● **TASK INPUT**:

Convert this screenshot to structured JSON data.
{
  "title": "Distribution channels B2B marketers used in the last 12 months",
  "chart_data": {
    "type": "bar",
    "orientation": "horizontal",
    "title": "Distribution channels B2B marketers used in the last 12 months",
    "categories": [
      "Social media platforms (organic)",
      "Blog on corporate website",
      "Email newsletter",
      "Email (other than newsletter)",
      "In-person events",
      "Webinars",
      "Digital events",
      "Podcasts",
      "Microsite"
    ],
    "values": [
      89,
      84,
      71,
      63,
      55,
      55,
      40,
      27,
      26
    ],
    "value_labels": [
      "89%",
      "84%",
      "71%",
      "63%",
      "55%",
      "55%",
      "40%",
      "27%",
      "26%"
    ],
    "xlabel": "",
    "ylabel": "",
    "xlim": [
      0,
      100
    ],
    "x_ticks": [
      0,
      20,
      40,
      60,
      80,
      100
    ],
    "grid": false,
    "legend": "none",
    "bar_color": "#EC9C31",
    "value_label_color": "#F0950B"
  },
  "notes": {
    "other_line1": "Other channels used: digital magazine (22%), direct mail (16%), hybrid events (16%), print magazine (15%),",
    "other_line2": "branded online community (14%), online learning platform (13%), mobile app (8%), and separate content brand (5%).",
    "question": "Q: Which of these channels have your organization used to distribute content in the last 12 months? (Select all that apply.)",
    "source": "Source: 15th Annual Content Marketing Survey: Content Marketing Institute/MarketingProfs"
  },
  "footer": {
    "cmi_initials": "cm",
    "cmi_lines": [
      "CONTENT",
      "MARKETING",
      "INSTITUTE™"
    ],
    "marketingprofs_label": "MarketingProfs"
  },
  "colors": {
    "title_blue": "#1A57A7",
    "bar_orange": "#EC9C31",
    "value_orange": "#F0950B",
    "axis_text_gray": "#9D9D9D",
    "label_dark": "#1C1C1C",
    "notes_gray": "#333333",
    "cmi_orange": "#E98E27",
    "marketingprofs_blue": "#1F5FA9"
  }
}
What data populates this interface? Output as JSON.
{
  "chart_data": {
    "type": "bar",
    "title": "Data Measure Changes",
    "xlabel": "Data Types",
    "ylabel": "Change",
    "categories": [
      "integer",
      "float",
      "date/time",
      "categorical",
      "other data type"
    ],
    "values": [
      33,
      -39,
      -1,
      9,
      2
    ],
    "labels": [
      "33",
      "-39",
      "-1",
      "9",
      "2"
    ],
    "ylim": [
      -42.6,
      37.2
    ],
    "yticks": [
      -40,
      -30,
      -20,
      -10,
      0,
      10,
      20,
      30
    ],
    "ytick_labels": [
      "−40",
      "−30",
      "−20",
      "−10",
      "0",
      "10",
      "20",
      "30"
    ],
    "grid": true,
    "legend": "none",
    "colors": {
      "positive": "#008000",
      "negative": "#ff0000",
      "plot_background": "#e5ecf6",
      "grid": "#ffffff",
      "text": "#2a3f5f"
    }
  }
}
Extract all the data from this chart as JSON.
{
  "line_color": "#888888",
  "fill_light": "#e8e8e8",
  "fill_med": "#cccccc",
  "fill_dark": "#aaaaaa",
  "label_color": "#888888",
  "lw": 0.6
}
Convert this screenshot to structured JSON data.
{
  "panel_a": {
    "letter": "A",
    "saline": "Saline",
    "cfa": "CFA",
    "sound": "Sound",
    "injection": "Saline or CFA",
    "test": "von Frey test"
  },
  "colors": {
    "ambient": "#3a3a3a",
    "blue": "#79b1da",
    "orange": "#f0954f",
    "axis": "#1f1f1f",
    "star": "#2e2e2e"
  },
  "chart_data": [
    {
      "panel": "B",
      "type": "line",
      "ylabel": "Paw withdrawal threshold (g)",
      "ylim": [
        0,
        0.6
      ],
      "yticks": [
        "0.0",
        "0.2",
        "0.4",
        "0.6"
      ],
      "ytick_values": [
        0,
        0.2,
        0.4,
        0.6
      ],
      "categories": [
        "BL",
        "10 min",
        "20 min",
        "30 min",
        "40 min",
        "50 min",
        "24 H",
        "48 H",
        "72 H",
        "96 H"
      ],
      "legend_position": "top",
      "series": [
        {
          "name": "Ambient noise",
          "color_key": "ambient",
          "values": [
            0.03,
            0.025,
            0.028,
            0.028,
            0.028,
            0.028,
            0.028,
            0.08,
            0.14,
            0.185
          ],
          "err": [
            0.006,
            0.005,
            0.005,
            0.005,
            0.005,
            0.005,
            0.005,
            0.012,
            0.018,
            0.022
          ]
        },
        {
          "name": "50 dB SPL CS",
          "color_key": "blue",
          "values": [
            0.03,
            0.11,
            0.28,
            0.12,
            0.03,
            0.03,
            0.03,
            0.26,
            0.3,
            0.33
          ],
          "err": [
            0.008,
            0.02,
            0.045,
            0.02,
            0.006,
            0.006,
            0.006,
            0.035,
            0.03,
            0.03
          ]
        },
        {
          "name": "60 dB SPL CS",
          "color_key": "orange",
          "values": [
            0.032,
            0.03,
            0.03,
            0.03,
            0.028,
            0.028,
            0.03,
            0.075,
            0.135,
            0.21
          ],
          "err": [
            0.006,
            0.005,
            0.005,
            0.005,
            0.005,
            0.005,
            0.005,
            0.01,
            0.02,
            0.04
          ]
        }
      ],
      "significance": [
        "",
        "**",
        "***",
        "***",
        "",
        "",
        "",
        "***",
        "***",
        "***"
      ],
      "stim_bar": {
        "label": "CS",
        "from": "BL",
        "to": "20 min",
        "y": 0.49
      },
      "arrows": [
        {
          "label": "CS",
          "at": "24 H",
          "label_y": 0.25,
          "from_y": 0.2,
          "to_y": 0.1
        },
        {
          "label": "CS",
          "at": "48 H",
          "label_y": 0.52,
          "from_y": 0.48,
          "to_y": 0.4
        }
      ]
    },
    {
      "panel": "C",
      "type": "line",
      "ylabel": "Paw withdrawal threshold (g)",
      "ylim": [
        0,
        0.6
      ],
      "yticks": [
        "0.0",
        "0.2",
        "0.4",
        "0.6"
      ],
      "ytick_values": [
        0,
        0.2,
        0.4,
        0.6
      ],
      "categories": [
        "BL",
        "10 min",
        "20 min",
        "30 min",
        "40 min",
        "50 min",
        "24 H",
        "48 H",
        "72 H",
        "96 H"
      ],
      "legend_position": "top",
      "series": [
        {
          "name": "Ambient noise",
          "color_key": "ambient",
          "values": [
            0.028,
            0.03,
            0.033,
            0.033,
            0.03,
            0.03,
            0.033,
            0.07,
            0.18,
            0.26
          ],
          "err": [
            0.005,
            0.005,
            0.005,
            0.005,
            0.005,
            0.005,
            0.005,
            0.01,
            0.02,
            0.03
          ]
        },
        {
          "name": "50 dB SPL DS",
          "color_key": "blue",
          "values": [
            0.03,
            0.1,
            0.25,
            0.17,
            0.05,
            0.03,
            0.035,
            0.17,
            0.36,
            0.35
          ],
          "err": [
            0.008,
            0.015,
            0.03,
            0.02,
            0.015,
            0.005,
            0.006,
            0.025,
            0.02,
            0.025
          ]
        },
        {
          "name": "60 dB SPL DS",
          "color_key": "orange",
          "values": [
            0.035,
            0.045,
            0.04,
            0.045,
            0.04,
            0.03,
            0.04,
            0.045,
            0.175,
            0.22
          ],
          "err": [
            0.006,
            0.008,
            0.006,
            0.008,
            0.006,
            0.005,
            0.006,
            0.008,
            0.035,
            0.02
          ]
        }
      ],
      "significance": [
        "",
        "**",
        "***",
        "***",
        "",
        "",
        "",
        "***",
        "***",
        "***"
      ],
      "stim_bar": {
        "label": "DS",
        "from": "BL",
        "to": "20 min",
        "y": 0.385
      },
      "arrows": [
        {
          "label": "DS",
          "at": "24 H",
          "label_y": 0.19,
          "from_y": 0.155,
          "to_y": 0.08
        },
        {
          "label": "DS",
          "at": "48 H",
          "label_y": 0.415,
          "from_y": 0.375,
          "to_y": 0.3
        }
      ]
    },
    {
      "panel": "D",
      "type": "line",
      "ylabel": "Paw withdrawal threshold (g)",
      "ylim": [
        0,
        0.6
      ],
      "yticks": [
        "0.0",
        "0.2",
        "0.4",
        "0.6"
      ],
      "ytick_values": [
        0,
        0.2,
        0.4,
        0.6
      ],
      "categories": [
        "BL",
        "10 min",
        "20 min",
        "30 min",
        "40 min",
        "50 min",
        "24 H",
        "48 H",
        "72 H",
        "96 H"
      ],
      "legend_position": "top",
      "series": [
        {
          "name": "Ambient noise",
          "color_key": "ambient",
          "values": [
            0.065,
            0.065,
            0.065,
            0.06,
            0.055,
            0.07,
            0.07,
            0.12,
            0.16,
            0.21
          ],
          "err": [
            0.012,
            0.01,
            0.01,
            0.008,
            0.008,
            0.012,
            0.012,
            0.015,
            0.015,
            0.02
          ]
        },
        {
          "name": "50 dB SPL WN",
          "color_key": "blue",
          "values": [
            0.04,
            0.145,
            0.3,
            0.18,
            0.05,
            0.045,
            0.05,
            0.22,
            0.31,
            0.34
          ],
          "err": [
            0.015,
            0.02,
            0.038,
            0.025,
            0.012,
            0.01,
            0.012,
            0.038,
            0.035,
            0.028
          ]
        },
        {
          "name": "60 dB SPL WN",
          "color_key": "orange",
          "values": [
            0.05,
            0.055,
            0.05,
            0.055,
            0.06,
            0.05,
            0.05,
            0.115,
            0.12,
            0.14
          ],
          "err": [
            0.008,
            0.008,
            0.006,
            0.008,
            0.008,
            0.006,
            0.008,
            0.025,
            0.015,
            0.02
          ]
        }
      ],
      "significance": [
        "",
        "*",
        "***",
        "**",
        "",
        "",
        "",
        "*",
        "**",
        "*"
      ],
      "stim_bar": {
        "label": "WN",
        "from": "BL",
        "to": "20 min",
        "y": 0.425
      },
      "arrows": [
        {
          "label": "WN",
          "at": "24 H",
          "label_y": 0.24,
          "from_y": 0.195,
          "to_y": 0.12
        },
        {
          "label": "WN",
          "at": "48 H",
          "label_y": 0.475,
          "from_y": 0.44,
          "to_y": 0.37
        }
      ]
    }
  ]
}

● **WHAT IS BEING ASKED**:
Copy down every line of the entries containing the word "channels".

● **COMPLETE OUTPUT**:
  "title": "Distribution channels B2B marketers used in the last 12 months",
    "title": "Distribution channels B2B marketers used in the last 12 months",
    "other_line1": "Other channels used: digital magazine (22%), direct mail (16%), hybrid events (16%), print magazine (15%),",
    "question": "Q: Which of these channels have your organization used to distribute content in the last 12 months? (Select all that apply.)",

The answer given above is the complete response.